◆ WRITTEN REQUEST ◆
Repeat the records below exactly, leaving out any pictures.

◆ EXTRACTED INFORMATION ◆

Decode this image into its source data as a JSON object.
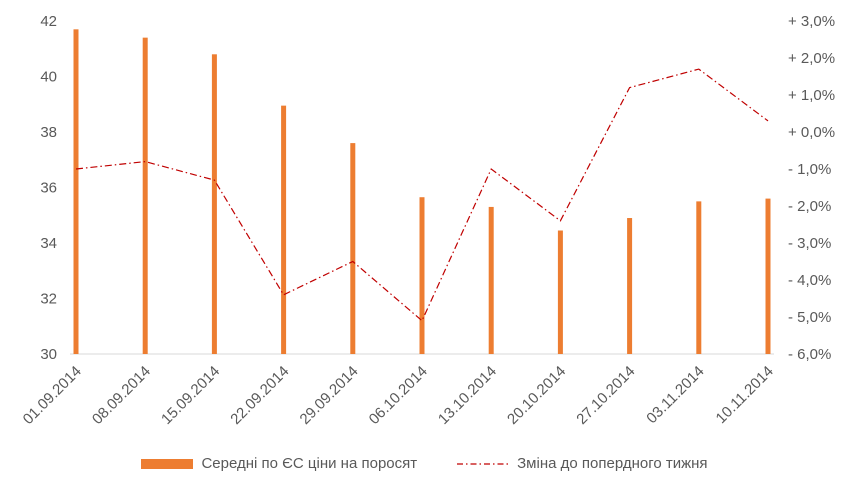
{
  "chart_data": {
    "type": "bar",
    "categories": [
      "01.09.2014",
      "08.09.2014",
      "15.09.2014",
      "22.09.2014",
      "29.09.2014",
      "06.10.2014",
      "13.10.2014",
      "20.10.2014",
      "27.10.2014",
      "03.11.2014",
      "10.11.2014"
    ],
    "series": [
      {
        "name": "Середні по ЄС ціни на поросят",
        "type": "bar",
        "axis": "left",
        "color": "#ED7D31",
        "values": [
          41.7,
          41.4,
          40.8,
          38.95,
          37.6,
          35.65,
          35.3,
          34.45,
          34.9,
          35.5,
          35.6
        ]
      },
      {
        "name": "Зміна до попердного тижня",
        "type": "line",
        "axis": "right",
        "color": "#C00000",
        "line_style": "dash-dot",
        "values": [
          -1.0,
          -0.8,
          -1.3,
          -4.4,
          -3.5,
          -5.1,
          -1.0,
          -2.4,
          1.2,
          1.7,
          0.3
        ]
      }
    ],
    "y_left": {
      "ylim": [
        30,
        42
      ],
      "ticks": [
        "30",
        "32",
        "34",
        "36",
        "38",
        "40",
        "42"
      ]
    },
    "y_right": {
      "ylim": [
        -6.0,
        3.0
      ],
      "ticks": [
        "- 6,0%",
        "- 5,0%",
        "- 4,0%",
        "- 3,0%",
        "- 2,0%",
        "- 1,0%",
        "+ 0,0%",
        "+ 1,0%",
        "+ 2,0%",
        "+ 3,0%"
      ]
    },
    "grid": false,
    "legend_position": "bottom"
  }
}
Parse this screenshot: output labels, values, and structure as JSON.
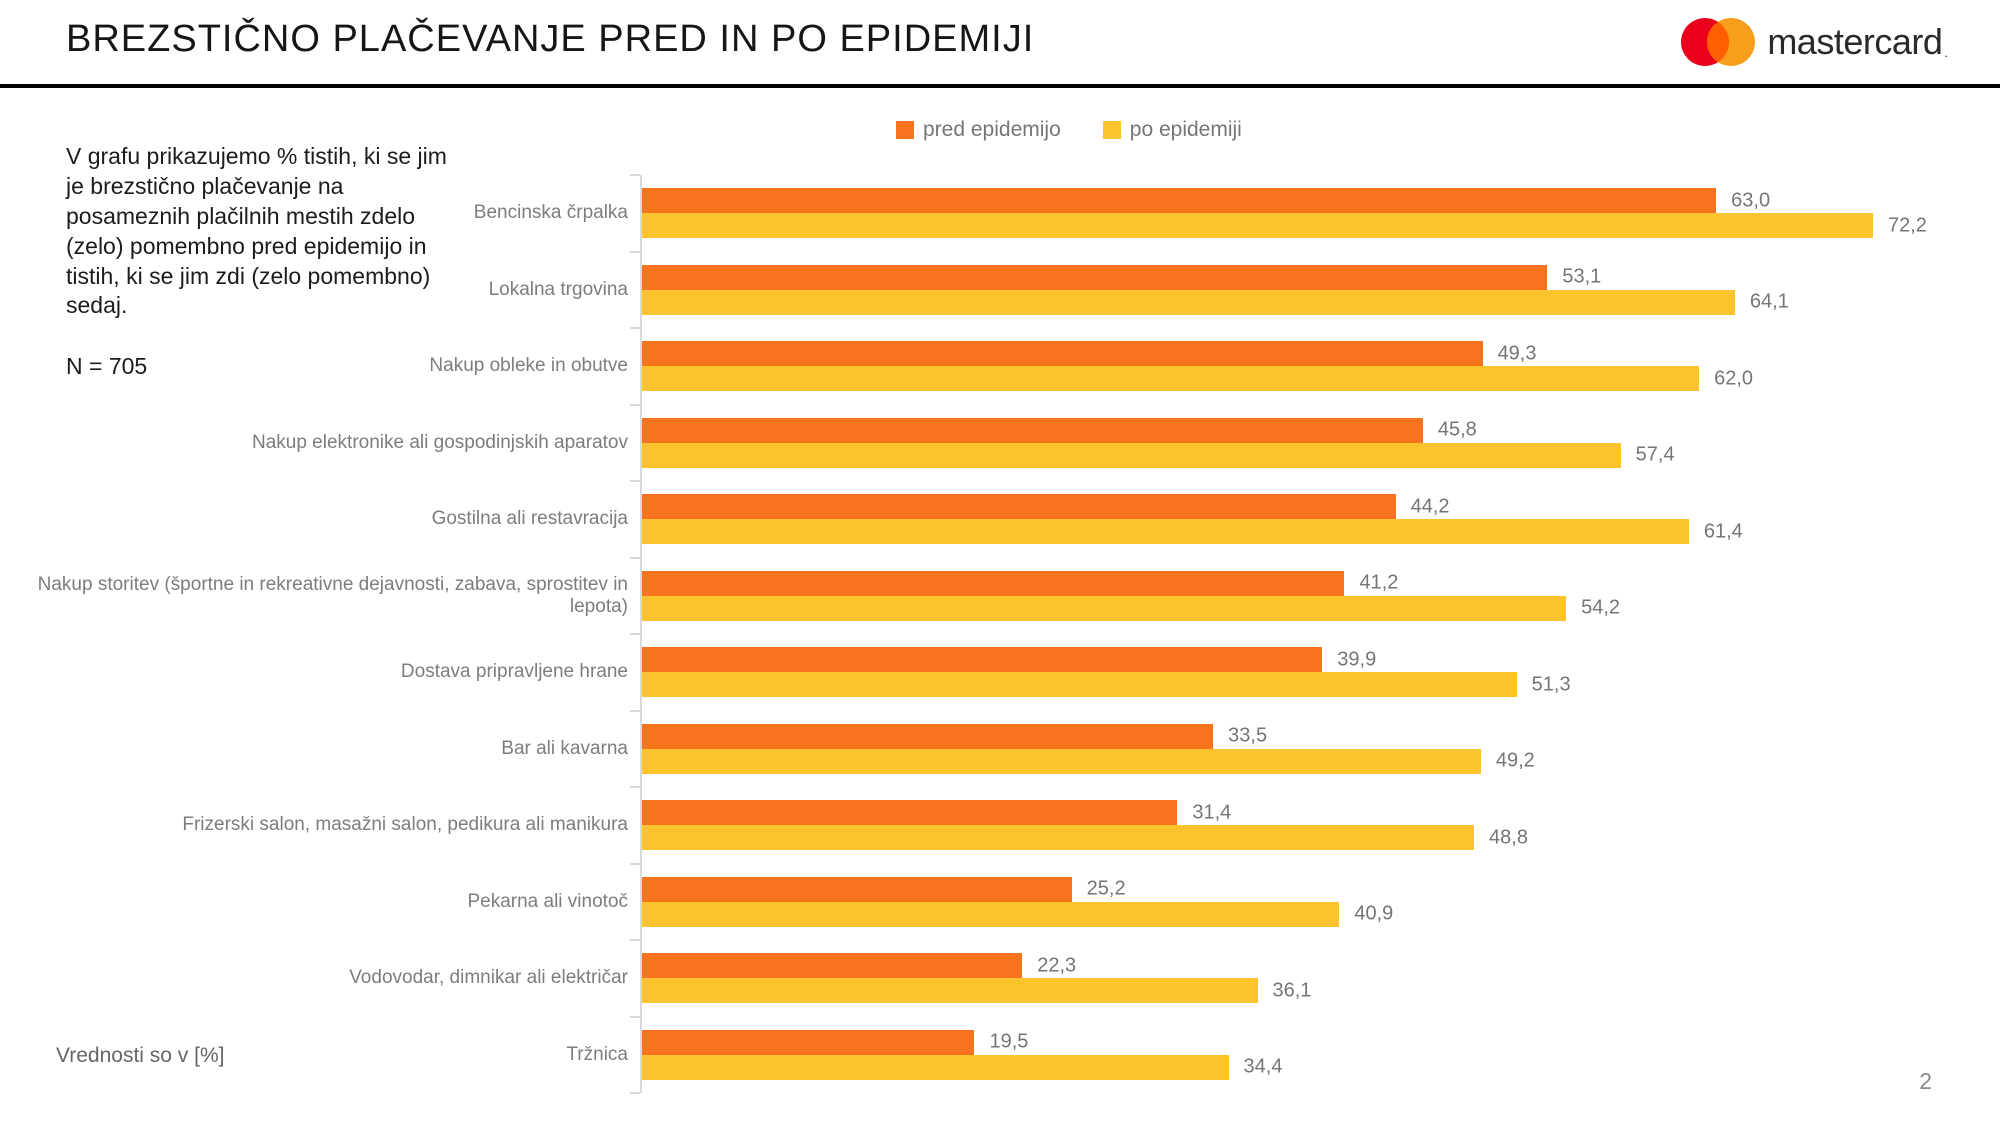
{
  "header": {
    "title": "BREZSTIČNO PLAČEVANJE PRED IN PO EPIDEMIJI",
    "brand": {
      "name": "mastercard",
      "mark": ".",
      "circle_red": "#EB001B",
      "circle_orange": "#F79E1B",
      "circle_overlap": "#FF5F00"
    }
  },
  "intro": {
    "paragraph": "V grafu prikazujemo % tistih, ki se jim je brezstično plačevanje na posameznih plačilnih mestih zdelo (zelo) pomembno pred epidemijo in tistih, ki se jim zdi (zelo pomembno) sedaj.",
    "sample": "N = 705"
  },
  "chart_data": {
    "type": "bar",
    "orientation": "horizontal",
    "title": "",
    "xlabel": "",
    "ylabel": "",
    "xlim": [
      0,
      77
    ],
    "grid": false,
    "legend_position": "top",
    "value_label_decimal": "comma",
    "categories": [
      "Bencinska črpalka",
      "Lokalna trgovina",
      "Nakup obleke in obutve",
      "Nakup elektronike ali gospodinjskih aparatov",
      "Gostilna ali restavracija",
      "Nakup storitev (športne in rekreativne dejavnosti, zabava, sprostitev in lepota)",
      "Dostava pripravljene hrane",
      "Bar ali kavarna",
      "Frizerski salon, masažni salon, pedikura ali manikura",
      "Pekarna ali vinotoč",
      "Vodovodar, dimnikar ali električar",
      "Tržnica"
    ],
    "series": [
      {
        "name": "pred epidemijo",
        "color": "#F8731D",
        "values": [
          63.0,
          53.1,
          49.3,
          45.8,
          44.2,
          41.2,
          39.9,
          33.5,
          31.4,
          25.2,
          22.3,
          19.5
        ]
      },
      {
        "name": "po epidemiji",
        "color": "#FDC32D",
        "values": [
          72.2,
          64.1,
          62.0,
          57.4,
          61.4,
          54.2,
          51.3,
          49.2,
          48.8,
          40.9,
          36.1,
          34.4
        ]
      }
    ]
  },
  "footer": {
    "note": "Vrednosti so v [%]",
    "page": "2"
  }
}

◆ CORRECT RESPONSE ◆
Decode this image into its source data as a JSON object.
{
  "chart_data": {
    "type": "bar",
    "categories": [
      "01.09.2014",
      "08.09.2014",
      "15.09.2014",
      "22.09.2014",
      "29.09.2014",
      "06.10.2014",
      "13.10.2014",
      "20.10.2014",
      "27.10.2014",
      "03.11.2014",
      "10.11.2014"
    ],
    "series": [
      {
        "name": "Середні по ЄС ціни на поросят",
        "type": "bar",
        "axis": "left",
        "color": "#ED7D31",
        "values": [
          41.7,
          41.4,
          40.8,
          38.95,
          37.6,
          35.65,
          35.3,
          34.45,
          34.9,
          35.5,
          35.6
        ]
      },
      {
        "name": "Зміна до попердного тижня",
        "type": "line",
        "axis": "right",
        "color": "#C00000",
        "line_style": "dash-dot",
        "values": [
          -1.0,
          -0.8,
          -1.3,
          -4.4,
          -3.5,
          -5.1,
          -1.0,
          -2.4,
          1.2,
          1.7,
          0.3
        ]
      }
    ],
    "y_left": {
      "ylim": [
        30,
        42
      ],
      "ticks": [
        "30",
        "32",
        "34",
        "36",
        "38",
        "40",
        "42"
      ]
    },
    "y_right": {
      "ylim": [
        -6.0,
        3.0
      ],
      "ticks": [
        "- 6,0%",
        "- 5,0%",
        "- 4,0%",
        "- 3,0%",
        "- 2,0%",
        "- 1,0%",
        "+ 0,0%",
        "+ 1,0%",
        "+ 2,0%",
        "+ 3,0%"
      ]
    },
    "grid": false,
    "legend_position": "bottom"
  }
}
Parse this screenshot: output labels, values, and structure as JSON.
{
  "header": {
    "title": "BREZSTIČNO PLAČEVANJE PRED IN PO EPIDEMIJI",
    "brand": {
      "name": "mastercard",
      "mark": ".",
      "circle_red": "#EB001B",
      "circle_orange": "#F79E1B",
      "circle_overlap": "#FF5F00"
    }
  },
  "intro": {
    "paragraph": "V grafu prikazujemo % tistih, ki se jim je brezstično plačevanje na posameznih plačilnih mestih zdelo (zelo) pomembno pred epidemijo in tistih, ki se jim zdi (zelo pomembno) sedaj.",
    "sample": "N = 705"
  },
  "chart_data": {
    "type": "bar",
    "orientation": "horizontal",
    "title": "",
    "xlabel": "",
    "ylabel": "",
    "xlim": [
      0,
      77
    ],
    "grid": false,
    "legend_position": "top",
    "value_label_decimal": "comma",
    "categories": [
      "Bencinska črpalka",
      "Lokalna trgovina",
      "Nakup obleke in obutve",
      "Nakup elektronike ali gospodinjskih aparatov",
      "Gostilna ali restavracija",
      "Nakup storitev (športne in rekreativne dejavnosti, zabava, sprostitev in lepota)",
      "Dostava pripravljene hrane",
      "Bar ali kavarna",
      "Frizerski salon, masažni salon, pedikura ali manikura",
      "Pekarna ali vinotoč",
      "Vodovodar, dimnikar ali električar",
      "Tržnica"
    ],
    "series": [
      {
        "name": "pred epidemijo",
        "color": "#F8731D",
        "values": [
          63.0,
          53.1,
          49.3,
          45.8,
          44.2,
          41.2,
          39.9,
          33.5,
          31.4,
          25.2,
          22.3,
          19.5
        ]
      },
      {
        "name": "po epidemiji",
        "color": "#FDC32D",
        "values": [
          72.2,
          64.1,
          62.0,
          57.4,
          61.4,
          54.2,
          51.3,
          49.2,
          48.8,
          40.9,
          36.1,
          34.4
        ]
      }
    ]
  },
  "footer": {
    "note": "Vrednosti so v [%]",
    "page": "2"
  }
}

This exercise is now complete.